*** DATASET EXTRACT ***

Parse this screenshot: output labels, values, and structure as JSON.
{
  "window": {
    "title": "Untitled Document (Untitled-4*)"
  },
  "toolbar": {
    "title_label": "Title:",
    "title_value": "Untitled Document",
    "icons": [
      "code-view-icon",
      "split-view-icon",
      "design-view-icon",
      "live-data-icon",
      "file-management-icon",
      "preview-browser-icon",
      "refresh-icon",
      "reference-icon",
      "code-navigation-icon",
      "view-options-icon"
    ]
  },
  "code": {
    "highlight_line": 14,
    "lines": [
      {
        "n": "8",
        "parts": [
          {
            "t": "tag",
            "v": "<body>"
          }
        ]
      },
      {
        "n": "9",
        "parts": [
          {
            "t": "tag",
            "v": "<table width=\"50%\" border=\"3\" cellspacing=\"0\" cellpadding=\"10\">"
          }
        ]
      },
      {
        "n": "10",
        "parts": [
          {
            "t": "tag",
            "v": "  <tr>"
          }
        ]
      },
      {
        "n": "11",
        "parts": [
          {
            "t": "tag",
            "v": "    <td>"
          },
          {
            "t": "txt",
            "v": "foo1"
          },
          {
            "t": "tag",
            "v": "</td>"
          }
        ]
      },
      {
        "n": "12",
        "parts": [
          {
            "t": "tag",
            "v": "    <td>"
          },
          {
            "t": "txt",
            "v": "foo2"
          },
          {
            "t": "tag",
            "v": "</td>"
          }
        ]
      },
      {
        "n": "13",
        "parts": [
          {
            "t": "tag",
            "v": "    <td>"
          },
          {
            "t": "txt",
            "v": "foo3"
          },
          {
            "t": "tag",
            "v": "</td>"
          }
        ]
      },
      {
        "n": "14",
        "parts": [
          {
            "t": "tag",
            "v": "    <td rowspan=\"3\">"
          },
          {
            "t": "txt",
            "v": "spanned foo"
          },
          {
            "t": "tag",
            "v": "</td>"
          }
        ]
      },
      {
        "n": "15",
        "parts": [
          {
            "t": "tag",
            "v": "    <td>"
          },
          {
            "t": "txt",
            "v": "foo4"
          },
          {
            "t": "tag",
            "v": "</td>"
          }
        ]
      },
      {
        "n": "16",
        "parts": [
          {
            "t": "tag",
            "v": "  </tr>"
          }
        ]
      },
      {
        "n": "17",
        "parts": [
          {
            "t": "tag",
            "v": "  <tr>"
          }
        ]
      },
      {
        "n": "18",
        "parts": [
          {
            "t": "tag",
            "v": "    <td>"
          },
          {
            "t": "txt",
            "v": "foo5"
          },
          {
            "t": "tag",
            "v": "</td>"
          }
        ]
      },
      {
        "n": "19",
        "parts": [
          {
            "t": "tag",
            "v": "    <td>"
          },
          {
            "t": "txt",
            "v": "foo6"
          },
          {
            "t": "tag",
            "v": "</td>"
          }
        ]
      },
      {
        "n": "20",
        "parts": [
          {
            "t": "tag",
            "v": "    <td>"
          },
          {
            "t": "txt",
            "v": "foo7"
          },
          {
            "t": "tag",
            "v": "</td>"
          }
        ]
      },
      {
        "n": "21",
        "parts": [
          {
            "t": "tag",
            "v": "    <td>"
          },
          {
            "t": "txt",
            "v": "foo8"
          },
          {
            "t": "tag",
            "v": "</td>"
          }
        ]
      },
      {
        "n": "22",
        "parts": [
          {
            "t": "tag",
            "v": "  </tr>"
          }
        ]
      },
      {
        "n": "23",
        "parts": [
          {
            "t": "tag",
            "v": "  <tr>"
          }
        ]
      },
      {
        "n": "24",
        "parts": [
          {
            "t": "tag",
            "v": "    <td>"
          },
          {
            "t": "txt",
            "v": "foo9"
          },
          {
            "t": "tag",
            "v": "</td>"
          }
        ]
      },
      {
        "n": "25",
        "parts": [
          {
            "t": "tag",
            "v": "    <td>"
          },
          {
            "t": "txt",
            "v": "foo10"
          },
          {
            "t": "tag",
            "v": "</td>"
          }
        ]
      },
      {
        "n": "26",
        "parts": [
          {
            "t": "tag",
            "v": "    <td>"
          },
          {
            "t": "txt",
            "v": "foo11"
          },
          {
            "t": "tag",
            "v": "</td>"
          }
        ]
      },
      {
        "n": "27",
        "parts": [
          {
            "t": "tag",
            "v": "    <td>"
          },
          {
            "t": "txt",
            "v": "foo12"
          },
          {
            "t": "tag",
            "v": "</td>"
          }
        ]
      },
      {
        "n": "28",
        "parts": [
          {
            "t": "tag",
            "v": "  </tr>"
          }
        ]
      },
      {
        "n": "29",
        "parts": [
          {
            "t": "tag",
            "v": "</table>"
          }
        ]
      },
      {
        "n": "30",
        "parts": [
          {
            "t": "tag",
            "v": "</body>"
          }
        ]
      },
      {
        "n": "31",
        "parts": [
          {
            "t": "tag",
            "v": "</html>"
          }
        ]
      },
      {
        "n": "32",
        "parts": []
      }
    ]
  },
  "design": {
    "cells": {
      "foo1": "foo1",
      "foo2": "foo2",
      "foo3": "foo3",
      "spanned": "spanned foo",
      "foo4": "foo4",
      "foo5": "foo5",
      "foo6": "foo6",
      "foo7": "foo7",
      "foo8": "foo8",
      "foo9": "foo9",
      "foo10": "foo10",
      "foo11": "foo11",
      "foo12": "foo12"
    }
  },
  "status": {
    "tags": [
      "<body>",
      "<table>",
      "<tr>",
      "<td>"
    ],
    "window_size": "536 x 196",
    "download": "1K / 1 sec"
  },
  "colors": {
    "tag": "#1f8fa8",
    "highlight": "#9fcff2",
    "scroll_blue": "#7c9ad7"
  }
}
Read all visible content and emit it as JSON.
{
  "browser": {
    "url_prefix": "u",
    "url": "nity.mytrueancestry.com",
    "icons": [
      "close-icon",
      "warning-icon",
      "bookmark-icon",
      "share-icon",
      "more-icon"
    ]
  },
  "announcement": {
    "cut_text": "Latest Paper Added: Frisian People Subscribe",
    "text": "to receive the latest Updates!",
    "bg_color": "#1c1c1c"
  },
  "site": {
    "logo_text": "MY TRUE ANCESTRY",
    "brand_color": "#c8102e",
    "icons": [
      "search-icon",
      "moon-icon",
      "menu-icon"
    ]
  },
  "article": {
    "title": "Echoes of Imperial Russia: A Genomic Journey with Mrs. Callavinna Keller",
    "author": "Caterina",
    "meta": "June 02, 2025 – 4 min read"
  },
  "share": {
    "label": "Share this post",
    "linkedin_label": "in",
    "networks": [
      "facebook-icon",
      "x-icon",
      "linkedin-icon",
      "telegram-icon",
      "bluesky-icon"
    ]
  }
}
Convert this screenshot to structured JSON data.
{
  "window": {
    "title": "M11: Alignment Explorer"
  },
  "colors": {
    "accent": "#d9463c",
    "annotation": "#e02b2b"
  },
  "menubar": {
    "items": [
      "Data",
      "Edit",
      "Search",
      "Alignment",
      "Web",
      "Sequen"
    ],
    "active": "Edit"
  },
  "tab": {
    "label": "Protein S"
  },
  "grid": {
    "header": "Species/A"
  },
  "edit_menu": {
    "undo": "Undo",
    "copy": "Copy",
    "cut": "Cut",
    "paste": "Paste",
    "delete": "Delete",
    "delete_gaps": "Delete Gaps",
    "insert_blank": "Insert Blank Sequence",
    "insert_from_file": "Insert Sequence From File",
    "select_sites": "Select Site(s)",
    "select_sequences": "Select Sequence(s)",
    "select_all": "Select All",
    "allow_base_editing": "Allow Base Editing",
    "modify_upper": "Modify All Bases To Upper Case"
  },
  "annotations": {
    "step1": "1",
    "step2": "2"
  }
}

***

◆ **WORK REQUIRED**: Look above for the line that holds "Convert this screenshot", then copy it and each line after it exactly, through the last line of the data.

◆ **ANSWER FOR THIS EXERCISE**:
Convert this screenshot to structured JSON data.
{
  "window": {
    "title": "M11: Alignment Explorer"
  },
  "colors": {
    "accent": "#d9463c",
    "annotation": "#e02b2b"
  },
  "menubar": {
    "items": [
      "Data",
      "Edit",
      "Search",
      "Alignment",
      "Web",
      "Sequen"
    ],
    "active": "Edit"
  },
  "tab": {
    "label": "Protein S"
  },
  "grid": {
    "header": "Species/A"
  },
  "edit_menu": {
    "undo": "Undo",
    "copy": "Copy",
    "cut": "Cut",
    "paste": "Paste",
    "delete": "Delete",
    "delete_gaps": "Delete Gaps",
    "insert_blank": "Insert Blank Sequence",
    "insert_from_file": "Insert Sequence From File",
    "select_sites": "Select Site(s)",
    "select_sequences": "Select Sequence(s)",
    "select_all": "Select All",
    "allow_base_editing": "Allow Base Editing",
    "modify_upper": "Modify All Bases To Upper Case"
  },
  "annotations": {
    "step1": "1",
    "step2": "2"
  }
}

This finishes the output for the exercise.